| WHAT THE TASK ASKS |
Find how many lines in the data below mention "integrar". Give the number only.

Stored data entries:
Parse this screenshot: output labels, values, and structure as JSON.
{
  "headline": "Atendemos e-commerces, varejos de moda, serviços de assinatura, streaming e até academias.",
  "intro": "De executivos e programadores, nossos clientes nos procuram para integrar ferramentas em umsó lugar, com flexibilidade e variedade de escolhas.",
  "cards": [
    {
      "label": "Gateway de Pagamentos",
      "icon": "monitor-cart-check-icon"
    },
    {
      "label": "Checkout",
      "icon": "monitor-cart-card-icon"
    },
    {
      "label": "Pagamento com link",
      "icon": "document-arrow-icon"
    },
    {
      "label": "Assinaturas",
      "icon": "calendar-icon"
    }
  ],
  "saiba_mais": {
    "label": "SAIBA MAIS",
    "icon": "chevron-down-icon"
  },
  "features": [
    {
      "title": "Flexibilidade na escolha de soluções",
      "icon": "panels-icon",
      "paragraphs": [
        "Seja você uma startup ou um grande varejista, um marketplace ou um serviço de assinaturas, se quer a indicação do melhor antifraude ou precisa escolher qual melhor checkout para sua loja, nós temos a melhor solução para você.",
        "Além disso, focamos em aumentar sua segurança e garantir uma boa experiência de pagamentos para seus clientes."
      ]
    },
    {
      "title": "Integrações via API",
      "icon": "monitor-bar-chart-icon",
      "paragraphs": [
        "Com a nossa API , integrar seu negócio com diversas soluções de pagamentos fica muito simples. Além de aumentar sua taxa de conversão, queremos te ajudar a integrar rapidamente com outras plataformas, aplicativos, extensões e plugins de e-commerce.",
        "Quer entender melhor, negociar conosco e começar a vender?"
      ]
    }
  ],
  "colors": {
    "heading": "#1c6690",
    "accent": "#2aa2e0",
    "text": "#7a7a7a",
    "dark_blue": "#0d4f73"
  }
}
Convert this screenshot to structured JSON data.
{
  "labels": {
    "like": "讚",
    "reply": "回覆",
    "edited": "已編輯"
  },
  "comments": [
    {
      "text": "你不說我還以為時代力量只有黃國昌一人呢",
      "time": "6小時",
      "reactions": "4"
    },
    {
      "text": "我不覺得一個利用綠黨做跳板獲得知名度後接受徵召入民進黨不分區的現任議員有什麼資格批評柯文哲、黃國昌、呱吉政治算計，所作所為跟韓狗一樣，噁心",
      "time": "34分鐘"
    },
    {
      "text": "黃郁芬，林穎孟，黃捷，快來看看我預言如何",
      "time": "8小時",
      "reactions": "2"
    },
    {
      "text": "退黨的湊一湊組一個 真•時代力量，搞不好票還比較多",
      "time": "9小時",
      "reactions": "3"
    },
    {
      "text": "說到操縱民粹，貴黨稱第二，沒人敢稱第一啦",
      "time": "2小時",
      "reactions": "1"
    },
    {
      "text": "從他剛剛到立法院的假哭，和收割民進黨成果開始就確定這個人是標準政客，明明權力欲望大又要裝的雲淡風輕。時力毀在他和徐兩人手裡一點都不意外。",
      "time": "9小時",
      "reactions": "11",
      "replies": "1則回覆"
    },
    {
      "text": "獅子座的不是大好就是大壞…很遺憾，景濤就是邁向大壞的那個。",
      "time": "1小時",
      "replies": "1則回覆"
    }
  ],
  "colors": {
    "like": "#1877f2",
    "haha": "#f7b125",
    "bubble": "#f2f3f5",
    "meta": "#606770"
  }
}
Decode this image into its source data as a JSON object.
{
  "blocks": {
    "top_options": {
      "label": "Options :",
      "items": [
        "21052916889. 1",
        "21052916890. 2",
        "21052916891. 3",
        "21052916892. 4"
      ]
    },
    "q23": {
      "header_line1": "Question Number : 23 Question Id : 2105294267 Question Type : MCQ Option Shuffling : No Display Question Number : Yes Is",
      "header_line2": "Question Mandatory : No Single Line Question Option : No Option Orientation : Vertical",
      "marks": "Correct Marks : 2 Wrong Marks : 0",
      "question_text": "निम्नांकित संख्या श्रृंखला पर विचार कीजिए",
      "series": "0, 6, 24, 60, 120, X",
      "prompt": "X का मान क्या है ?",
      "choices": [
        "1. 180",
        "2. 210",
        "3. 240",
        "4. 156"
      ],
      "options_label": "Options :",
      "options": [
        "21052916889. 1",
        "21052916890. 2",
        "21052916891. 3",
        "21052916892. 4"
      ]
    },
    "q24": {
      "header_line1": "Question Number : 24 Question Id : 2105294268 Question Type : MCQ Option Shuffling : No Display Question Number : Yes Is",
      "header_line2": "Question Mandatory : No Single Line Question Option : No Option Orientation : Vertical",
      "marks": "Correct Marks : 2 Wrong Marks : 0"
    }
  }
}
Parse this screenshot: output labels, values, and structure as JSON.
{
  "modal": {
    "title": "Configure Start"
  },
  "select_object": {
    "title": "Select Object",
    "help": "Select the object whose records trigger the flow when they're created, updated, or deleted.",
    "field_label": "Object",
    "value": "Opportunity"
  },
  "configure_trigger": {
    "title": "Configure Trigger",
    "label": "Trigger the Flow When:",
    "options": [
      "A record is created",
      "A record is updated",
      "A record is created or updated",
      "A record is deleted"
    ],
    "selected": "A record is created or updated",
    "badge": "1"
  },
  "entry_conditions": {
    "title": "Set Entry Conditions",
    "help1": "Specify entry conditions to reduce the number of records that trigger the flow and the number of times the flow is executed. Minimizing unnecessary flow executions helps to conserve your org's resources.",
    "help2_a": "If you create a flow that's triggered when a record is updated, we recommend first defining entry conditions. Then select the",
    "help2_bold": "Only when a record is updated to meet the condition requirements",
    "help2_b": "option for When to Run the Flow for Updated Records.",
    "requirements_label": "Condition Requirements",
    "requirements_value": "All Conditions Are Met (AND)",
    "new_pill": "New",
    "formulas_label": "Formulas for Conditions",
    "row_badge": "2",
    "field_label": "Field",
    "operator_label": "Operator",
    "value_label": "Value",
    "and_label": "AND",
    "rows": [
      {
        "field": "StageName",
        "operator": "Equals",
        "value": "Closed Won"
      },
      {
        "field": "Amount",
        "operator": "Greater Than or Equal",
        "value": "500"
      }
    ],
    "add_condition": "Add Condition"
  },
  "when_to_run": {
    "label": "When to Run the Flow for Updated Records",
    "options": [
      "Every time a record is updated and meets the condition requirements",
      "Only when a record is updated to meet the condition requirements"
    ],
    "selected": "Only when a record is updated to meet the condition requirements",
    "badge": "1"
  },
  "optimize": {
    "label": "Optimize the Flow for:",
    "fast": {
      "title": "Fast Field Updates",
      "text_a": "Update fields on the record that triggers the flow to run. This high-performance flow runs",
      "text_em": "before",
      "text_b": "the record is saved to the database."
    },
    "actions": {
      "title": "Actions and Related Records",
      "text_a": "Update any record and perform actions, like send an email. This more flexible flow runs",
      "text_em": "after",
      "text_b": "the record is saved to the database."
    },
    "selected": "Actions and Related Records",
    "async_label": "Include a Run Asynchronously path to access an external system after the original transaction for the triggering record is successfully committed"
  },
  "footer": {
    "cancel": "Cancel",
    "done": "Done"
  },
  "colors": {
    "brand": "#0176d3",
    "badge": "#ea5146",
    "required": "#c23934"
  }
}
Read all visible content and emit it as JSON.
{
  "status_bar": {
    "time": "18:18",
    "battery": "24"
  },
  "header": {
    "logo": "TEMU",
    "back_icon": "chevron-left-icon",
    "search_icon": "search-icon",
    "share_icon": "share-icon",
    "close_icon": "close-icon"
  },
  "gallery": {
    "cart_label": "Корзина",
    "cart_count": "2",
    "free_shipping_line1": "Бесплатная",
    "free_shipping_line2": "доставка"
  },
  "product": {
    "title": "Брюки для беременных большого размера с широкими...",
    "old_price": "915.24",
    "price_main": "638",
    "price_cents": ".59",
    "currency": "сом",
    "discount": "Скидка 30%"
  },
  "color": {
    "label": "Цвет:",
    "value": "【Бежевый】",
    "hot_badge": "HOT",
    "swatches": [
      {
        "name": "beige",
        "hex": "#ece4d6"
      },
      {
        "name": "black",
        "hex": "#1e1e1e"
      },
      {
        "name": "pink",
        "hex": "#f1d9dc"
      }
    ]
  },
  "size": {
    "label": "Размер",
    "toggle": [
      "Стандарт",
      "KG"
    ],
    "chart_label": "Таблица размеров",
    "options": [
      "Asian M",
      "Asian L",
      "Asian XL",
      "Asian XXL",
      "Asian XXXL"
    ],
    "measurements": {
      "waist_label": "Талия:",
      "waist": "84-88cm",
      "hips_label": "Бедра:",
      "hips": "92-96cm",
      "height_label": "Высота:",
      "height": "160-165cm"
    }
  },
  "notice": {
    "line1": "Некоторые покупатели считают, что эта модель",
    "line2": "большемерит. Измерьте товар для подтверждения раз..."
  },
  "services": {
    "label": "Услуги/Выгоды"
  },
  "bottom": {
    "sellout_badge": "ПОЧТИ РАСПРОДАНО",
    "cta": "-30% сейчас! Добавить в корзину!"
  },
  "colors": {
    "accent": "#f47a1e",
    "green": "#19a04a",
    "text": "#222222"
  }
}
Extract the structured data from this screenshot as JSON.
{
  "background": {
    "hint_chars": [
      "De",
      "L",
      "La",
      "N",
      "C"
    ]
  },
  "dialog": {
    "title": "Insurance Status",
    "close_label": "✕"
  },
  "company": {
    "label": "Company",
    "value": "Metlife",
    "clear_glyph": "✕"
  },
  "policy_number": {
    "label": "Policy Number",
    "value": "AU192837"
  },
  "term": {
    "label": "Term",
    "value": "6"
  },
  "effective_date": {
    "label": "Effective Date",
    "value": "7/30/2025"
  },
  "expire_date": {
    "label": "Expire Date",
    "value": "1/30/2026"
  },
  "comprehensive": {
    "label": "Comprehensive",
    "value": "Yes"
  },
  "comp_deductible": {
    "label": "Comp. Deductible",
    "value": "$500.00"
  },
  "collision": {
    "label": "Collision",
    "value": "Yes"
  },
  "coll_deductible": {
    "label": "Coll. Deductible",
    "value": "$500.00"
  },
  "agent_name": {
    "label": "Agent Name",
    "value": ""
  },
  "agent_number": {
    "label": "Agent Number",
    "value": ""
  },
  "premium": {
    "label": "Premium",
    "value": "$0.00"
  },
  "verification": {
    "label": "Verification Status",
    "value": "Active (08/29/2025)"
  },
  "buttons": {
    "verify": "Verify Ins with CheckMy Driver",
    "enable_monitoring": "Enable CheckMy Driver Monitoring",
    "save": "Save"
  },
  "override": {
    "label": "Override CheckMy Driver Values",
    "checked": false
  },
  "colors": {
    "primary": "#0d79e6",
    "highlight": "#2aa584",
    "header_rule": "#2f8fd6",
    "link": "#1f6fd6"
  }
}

| FINISHED EXERCISE |
2